What the exercise asks:
Leave out the images; return the rest of the data exactly.

***** Task inputs

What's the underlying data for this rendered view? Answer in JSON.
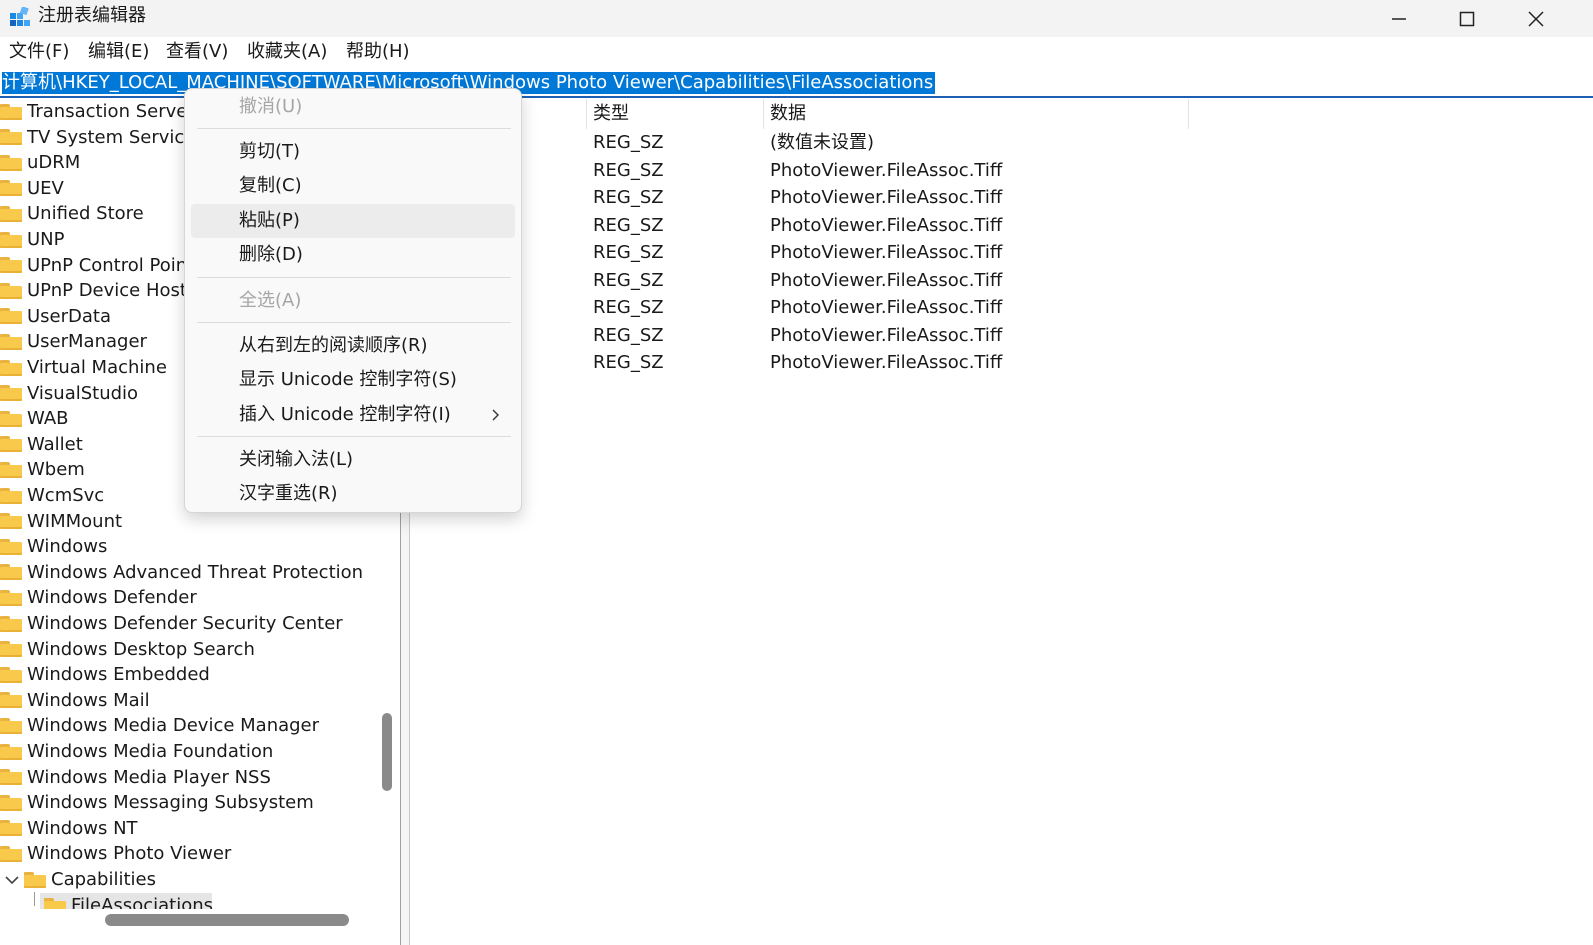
{
  "window": {
    "title": "注册表编辑器",
    "minimize_icon": "minimize-icon",
    "maximize_icon": "maximize-icon",
    "close_icon": "close-icon"
  },
  "menubar": [
    "文件(F)",
    "编辑(E)",
    "查看(V)",
    "收藏夹(A)",
    "帮助(H)"
  ],
  "address": {
    "path": "计算机\\HKEY_LOCAL_MACHINE\\SOFTWARE\\Microsoft\\Windows Photo Viewer\\Capabilities\\FileAssociations",
    "selected": true
  },
  "tree": {
    "items": [
      "Transaction Server",
      "TV System Services",
      "uDRM",
      "UEV",
      "Unified Store",
      "UNP",
      "UPnP Control Point",
      "UPnP Device Host",
      "UserData",
      "UserManager",
      "Virtual Machine",
      "VisualStudio",
      "WAB",
      "Wallet",
      "Wbem",
      "WcmSvc",
      "WIMMount",
      "Windows",
      "Windows Advanced Threat Protection",
      "Windows Defender",
      "Windows Defender Security Center",
      "Windows Desktop Search",
      "Windows Embedded",
      "Windows Mail",
      "Windows Media Device Manager",
      "Windows Media Foundation",
      "Windows Media Player NSS",
      "Windows Messaging Subsystem",
      "Windows NT",
      "Windows Photo Viewer"
    ],
    "expanded_child": "Capabilities",
    "selected_child": "FileAssociations"
  },
  "list": {
    "headers": {
      "type": "类型",
      "data": "数据"
    },
    "rows": [
      {
        "type": "REG_SZ",
        "data": "(数值未设置)"
      },
      {
        "type": "REG_SZ",
        "data": "PhotoViewer.FileAssoc.Tiff"
      },
      {
        "type": "REG_SZ",
        "data": "PhotoViewer.FileAssoc.Tiff"
      },
      {
        "type": "REG_SZ",
        "data": "PhotoViewer.FileAssoc.Tiff"
      },
      {
        "type": "REG_SZ",
        "data": "PhotoViewer.FileAssoc.Tiff"
      },
      {
        "type": "REG_SZ",
        "data": "PhotoViewer.FileAssoc.Tiff"
      },
      {
        "type": "REG_SZ",
        "data": "PhotoViewer.FileAssoc.Tiff"
      },
      {
        "type": "REG_SZ",
        "data": "PhotoViewer.FileAssoc.Tiff"
      },
      {
        "type": "REG_SZ",
        "data": "PhotoViewer.FileAssoc.Tiff"
      }
    ]
  },
  "context_menu": {
    "undo": "撤消(U)",
    "cut": "剪切(T)",
    "copy": "复制(C)",
    "paste": "粘贴(P)",
    "delete": "删除(D)",
    "select_all": "全选(A)",
    "rtl": "从右到左的阅读顺序(R)",
    "show_unicode": "显示 Unicode 控制字符(S)",
    "insert_unicode": "插入 Unicode 控制字符(I)",
    "close_ime": "关闭输入法(L)",
    "reconversion": "汉字重选(R)",
    "submenu_icon": "chevron-right-icon"
  },
  "colors": {
    "selection_blue": "#0078d7",
    "folder_yellow": "#f8c94a",
    "titlebar_bg": "#f3f3f3"
  }
}
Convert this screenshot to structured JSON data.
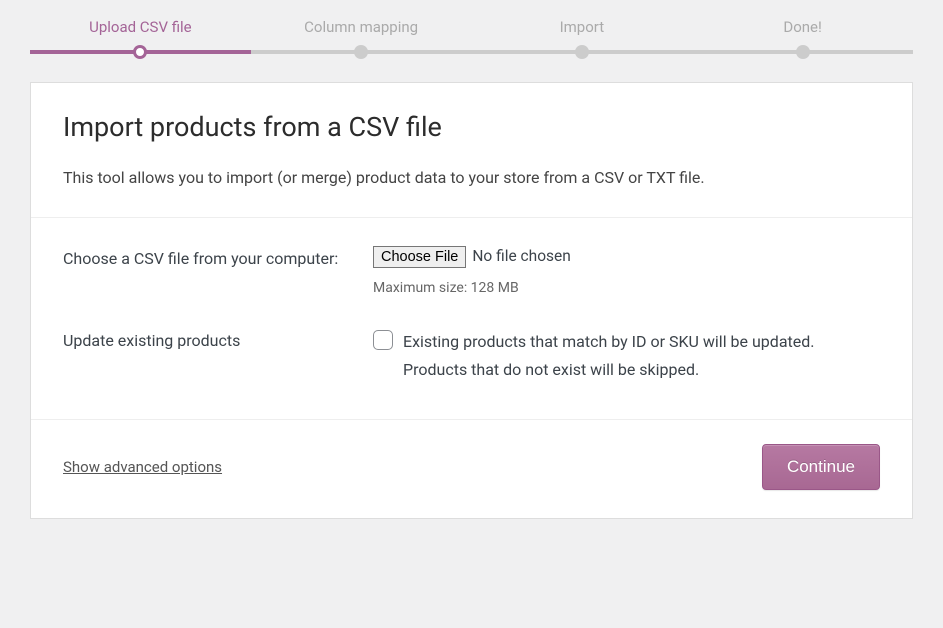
{
  "stepper": {
    "steps": [
      {
        "label": "Upload CSV file",
        "active": true
      },
      {
        "label": "Column mapping",
        "active": false
      },
      {
        "label": "Import",
        "active": false
      },
      {
        "label": "Done!",
        "active": false
      }
    ]
  },
  "header": {
    "title": "Import products from a CSV file",
    "subtitle": "This tool allows you to import (or merge) product data to your store from a CSV or TXT file."
  },
  "form": {
    "file": {
      "label": "Choose a CSV file from your computer:",
      "button_label": "Choose File",
      "status": "No file chosen",
      "hint": "Maximum size: 128 MB"
    },
    "update_existing": {
      "label": "Update existing products",
      "description": "Existing products that match by ID or SKU will be updated. Products that do not exist will be skipped.",
      "checked": false
    }
  },
  "footer": {
    "advanced_link": "Show advanced options",
    "continue_label": "Continue"
  }
}
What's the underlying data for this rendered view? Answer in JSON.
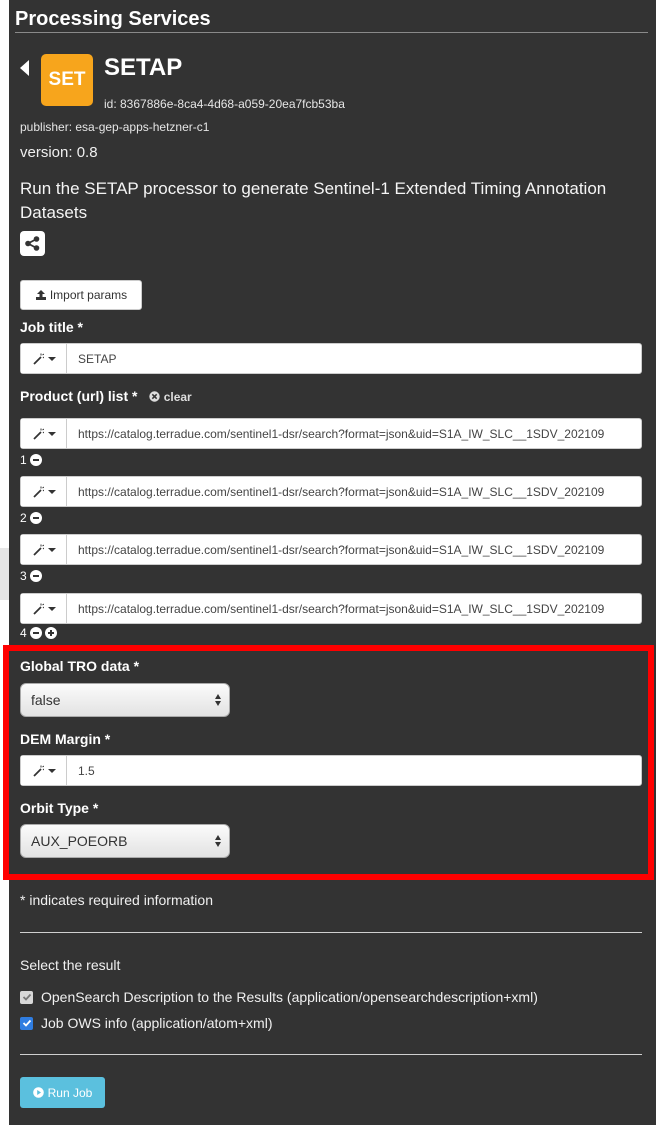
{
  "header": {
    "title": "Processing Services"
  },
  "app": {
    "logo_text": "SET",
    "logo_color": "#f7a51c",
    "name": "SETAP",
    "id": "id: 8367886e-8ca4-4d68-a059-20ea7fcb53ba",
    "publisher": "publisher: esa-gep-apps-hetzner-c1",
    "version": "version: 0.8",
    "description": "Run the SETAP processor to generate Sentinel-1 Extended Timing Annotation Datasets"
  },
  "toolbar": {
    "share_icon": "share-icon",
    "import_label": "Import params",
    "import_icon": "upload-icon"
  },
  "form": {
    "job_title": {
      "label": "Job title *",
      "value": "SETAP"
    },
    "product_list": {
      "label": "Product (url) list *",
      "clear_label": "clear",
      "items": [
        {
          "index": "1",
          "value": "https://catalog.terradue.com/sentinel1-dsr/search?format=json&uid=S1A_IW_SLC__1SDV_202109"
        },
        {
          "index": "2",
          "value": "https://catalog.terradue.com/sentinel1-dsr/search?format=json&uid=S1A_IW_SLC__1SDV_202109"
        },
        {
          "index": "3",
          "value": "https://catalog.terradue.com/sentinel1-dsr/search?format=json&uid=S1A_IW_SLC__1SDV_202109"
        },
        {
          "index": "4",
          "value": "https://catalog.terradue.com/sentinel1-dsr/search?format=json&uid=S1A_IW_SLC__1SDV_202109"
        }
      ]
    },
    "global_tro": {
      "label": "Global TRO data *",
      "value": "false"
    },
    "dem_margin": {
      "label": "DEM Margin *",
      "value": "1.5"
    },
    "orbit_type": {
      "label": "Orbit Type *",
      "value": "AUX_POEORB"
    },
    "required_note": "* indicates required information"
  },
  "results": {
    "title": "Select the result",
    "options": [
      {
        "label": "OpenSearch Description to the Results (application/opensearchdescription+xml)",
        "checked": true,
        "disabled": true
      },
      {
        "label": "Job OWS info (application/atom+xml)",
        "checked": true,
        "disabled": false
      }
    ]
  },
  "actions": {
    "run_label": "Run Job",
    "run_color": "#5bc0de"
  },
  "colors": {
    "panel_bg": "#333333",
    "highlight": "#ff0000"
  }
}
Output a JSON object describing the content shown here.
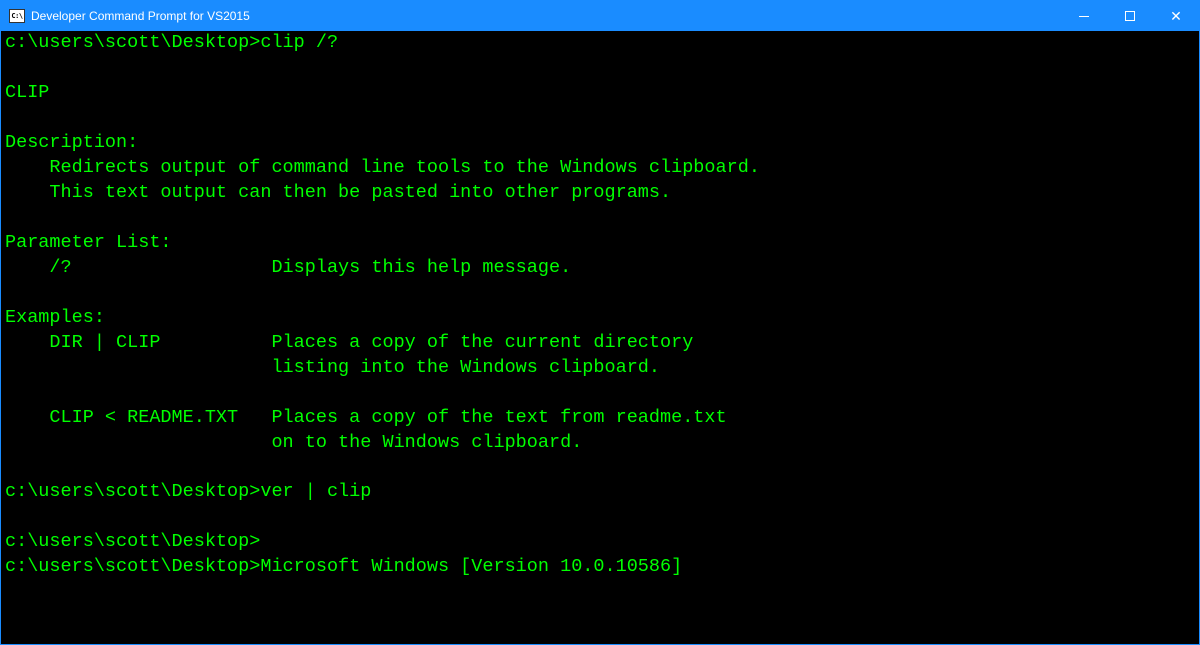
{
  "window": {
    "title": "Developer Command Prompt for VS2015",
    "icon_label": "C:\\"
  },
  "terminal": {
    "lines": [
      "c:\\users\\scott\\Desktop>clip /?",
      "",
      "CLIP",
      "",
      "Description:",
      "    Redirects output of command line tools to the Windows clipboard.",
      "    This text output can then be pasted into other programs.",
      "",
      "Parameter List:",
      "    /?                  Displays this help message.",
      "",
      "Examples:",
      "    DIR | CLIP          Places a copy of the current directory",
      "                        listing into the Windows clipboard.",
      "",
      "    CLIP < README.TXT   Places a copy of the text from readme.txt",
      "                        on to the Windows clipboard.",
      "",
      "c:\\users\\scott\\Desktop>ver | clip",
      "",
      "c:\\users\\scott\\Desktop>",
      "c:\\users\\scott\\Desktop>Microsoft Windows [Version 10.0.10586]"
    ]
  },
  "colors": {
    "titlebar_bg": "#1a8cff",
    "terminal_bg": "#000000",
    "terminal_fg": "#00ff00"
  }
}
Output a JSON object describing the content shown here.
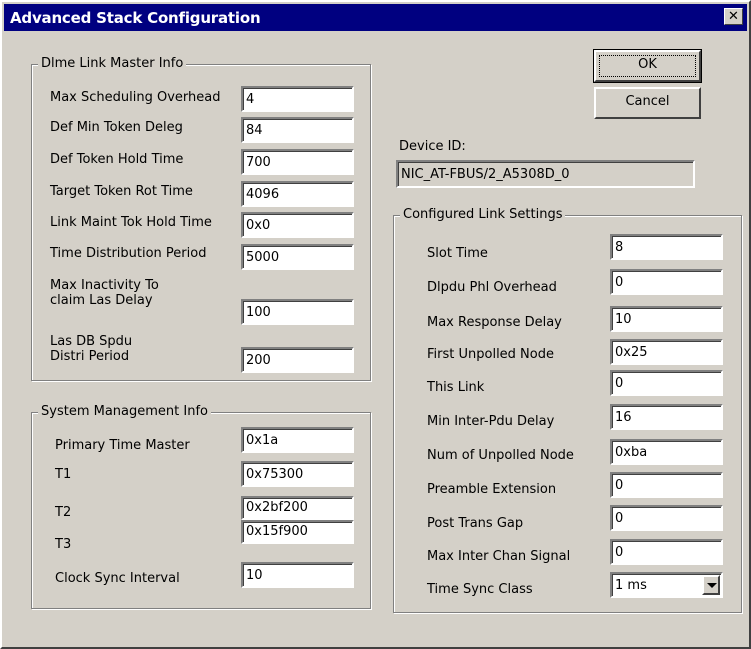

**********

Task output:
What's the underlying data for this rendered view? Answer in JSON.
{
  "window": {
    "title": "注册表编辑器",
    "minimize_icon": "minimize-icon",
    "maximize_icon": "maximize-icon",
    "close_icon": "close-icon"
  },
  "menubar": [
    "文件(F)",
    "编辑(E)",
    "查看(V)",
    "收藏夹(A)",
    "帮助(H)"
  ],
  "address": {
    "path": "计算机\\HKEY_LOCAL_MACHINE\\SOFTWARE\\Microsoft\\Windows Photo Viewer\\Capabilities\\FileAssociations",
    "selected": true
  },
  "tree": {
    "items": [
      "Transaction Server",
      "TV System Services",
      "uDRM",
      "UEV",
      "Unified Store",
      "UNP",
      "UPnP Control Point",
      "UPnP Device Host",
      "UserData",
      "UserManager",
      "Virtual Machine",
      "VisualStudio",
      "WAB",
      "Wallet",
      "Wbem",
      "WcmSvc",
      "WIMMount",
      "Windows",
      "Windows Advanced Threat Protection",
      "Windows Defender",
      "Windows Defender Security Center",
      "Windows Desktop Search",
      "Windows Embedded",
      "Windows Mail",
      "Windows Media Device Manager",
      "Windows Media Foundation",
      "Windows Media Player NSS",
      "Windows Messaging Subsystem",
      "Windows NT",
      "Windows Photo Viewer"
    ],
    "expanded_child": "Capabilities",
    "selected_child": "FileAssociations"
  },
  "list": {
    "headers": {
      "type": "类型",
      "data": "数据"
    },
    "rows": [
      {
        "type": "REG_SZ",
        "data": "(数值未设置)"
      },
      {
        "type": "REG_SZ",
        "data": "PhotoViewer.FileAssoc.Tiff"
      },
      {
        "type": "REG_SZ",
        "data": "PhotoViewer.FileAssoc.Tiff"
      },
      {
        "type": "REG_SZ",
        "data": "PhotoViewer.FileAssoc.Tiff"
      },
      {
        "type": "REG_SZ",
        "data": "PhotoViewer.FileAssoc.Tiff"
      },
      {
        "type": "REG_SZ",
        "data": "PhotoViewer.FileAssoc.Tiff"
      },
      {
        "type": "REG_SZ",
        "data": "PhotoViewer.FileAssoc.Tiff"
      },
      {
        "type": "REG_SZ",
        "data": "PhotoViewer.FileAssoc.Tiff"
      },
      {
        "type": "REG_SZ",
        "data": "PhotoViewer.FileAssoc.Tiff"
      }
    ]
  },
  "context_menu": {
    "undo": "撤消(U)",
    "cut": "剪切(T)",
    "copy": "复制(C)",
    "paste": "粘贴(P)",
    "delete": "删除(D)",
    "select_all": "全选(A)",
    "rtl": "从右到左的阅读顺序(R)",
    "show_unicode": "显示 Unicode 控制字符(S)",
    "insert_unicode": "插入 Unicode 控制字符(I)",
    "close_ime": "关闭输入法(L)",
    "reconversion": "汉字重选(R)",
    "submenu_icon": "chevron-right-icon"
  },
  "colors": {
    "selection_blue": "#0078d7",
    "folder_yellow": "#f8c94a",
    "titlebar_bg": "#f3f3f3"
  }
}
Convert this screenshot to structured JSON data.
{
  "stepper": {
    "steps": [
      {
        "label": "Upload CSV file",
        "active": true
      },
      {
        "label": "Column mapping",
        "active": false
      },
      {
        "label": "Import",
        "active": false
      },
      {
        "label": "Done!",
        "active": false
      }
    ]
  },
  "header": {
    "title": "Import products from a CSV file",
    "subtitle": "This tool allows you to import (or merge) product data to your store from a CSV or TXT file."
  },
  "form": {
    "file": {
      "label": "Choose a CSV file from your computer:",
      "button_label": "Choose File",
      "status": "No file chosen",
      "hint": "Maximum size: 128 MB"
    },
    "update_existing": {
      "label": "Update existing products",
      "description": "Existing products that match by ID or SKU will be updated. Products that do not exist will be skipped.",
      "checked": false
    }
  },
  "footer": {
    "advanced_link": "Show advanced options",
    "continue_label": "Continue"
  }
}
What's the underlying data for this rendered view? Answer in JSON.
{
  "header": {
    "title": "Processing Services"
  },
  "app": {
    "logo_text": "SET",
    "logo_color": "#f7a51c",
    "name": "SETAP",
    "id": "id: 8367886e-8ca4-4d68-a059-20ea7fcb53ba",
    "publisher": "publisher: esa-gep-apps-hetzner-c1",
    "version": "version: 0.8",
    "description": "Run the SETAP processor to generate Sentinel-1 Extended Timing Annotation Datasets"
  },
  "toolbar": {
    "share_icon": "share-icon",
    "import_label": "Import params",
    "import_icon": "upload-icon"
  },
  "form": {
    "job_title": {
      "label": "Job title *",
      "value": "SETAP"
    },
    "product_list": {
      "label": "Product (url) list *",
      "clear_label": "clear",
      "items": [
        {
          "index": "1",
          "value": "https://catalog.terradue.com/sentinel1-dsr/search?format=json&uid=S1A_IW_SLC__1SDV_202109"
        },
        {
          "index": "2",
          "value": "https://catalog.terradue.com/sentinel1-dsr/search?format=json&uid=S1A_IW_SLC__1SDV_202109"
        },
        {
          "index": "3",
          "value": "https://catalog.terradue.com/sentinel1-dsr/search?format=json&uid=S1A_IW_SLC__1SDV_202109"
        },
        {
          "index": "4",
          "value": "https://catalog.terradue.com/sentinel1-dsr/search?format=json&uid=S1A_IW_SLC__1SDV_202109"
        }
      ]
    },
    "global_tro": {
      "label": "Global TRO data *",
      "value": "false"
    },
    "dem_margin": {
      "label": "DEM Margin *",
      "value": "1.5"
    },
    "orbit_type": {
      "label": "Orbit Type *",
      "value": "AUX_POEORB"
    },
    "required_note": "* indicates required information"
  },
  "results": {
    "title": "Select the result",
    "options": [
      {
        "label": "OpenSearch Description to the Results (application/opensearchdescription+xml)",
        "checked": true,
        "disabled": true
      },
      {
        "label": "Job OWS info (application/atom+xml)",
        "checked": true,
        "disabled": false
      }
    ]
  },
  "actions": {
    "run_label": "Run Job",
    "run_color": "#5bc0de"
  },
  "colors": {
    "panel_bg": "#333333",
    "highlight": "#ff0000"
  }
}
Output a JSON object describing the content shown here.
{
  "window": {
    "title": "Developer Command Prompt for VS2015",
    "icon_label": "C:\\"
  },
  "terminal": {
    "lines": [
      "c:\\users\\scott\\Desktop>clip /?",
      "",
      "CLIP",
      "",
      "Description:",
      "    Redirects output of command line tools to the Windows clipboard.",
      "    This text output can then be pasted into other programs.",
      "",
      "Parameter List:",
      "    /?                  Displays this help message.",
      "",
      "Examples:",
      "    DIR | CLIP          Places a copy of the current directory",
      "                        listing into the Windows clipboard.",
      "",
      "    CLIP < README.TXT   Places a copy of the text from readme.txt",
      "                        on to the Windows clipboard.",
      "",
      "c:\\users\\scott\\Desktop>ver | clip",
      "",
      "c:\\users\\scott\\Desktop>",
      "c:\\users\\scott\\Desktop>Microsoft Windows [Version 10.0.10586]"
    ]
  },
  "colors": {
    "titlebar_bg": "#1a8cff",
    "terminal_bg": "#000000",
    "terminal_fg": "#00ff00"
  }
}
Output a JSON object describing the content shown here.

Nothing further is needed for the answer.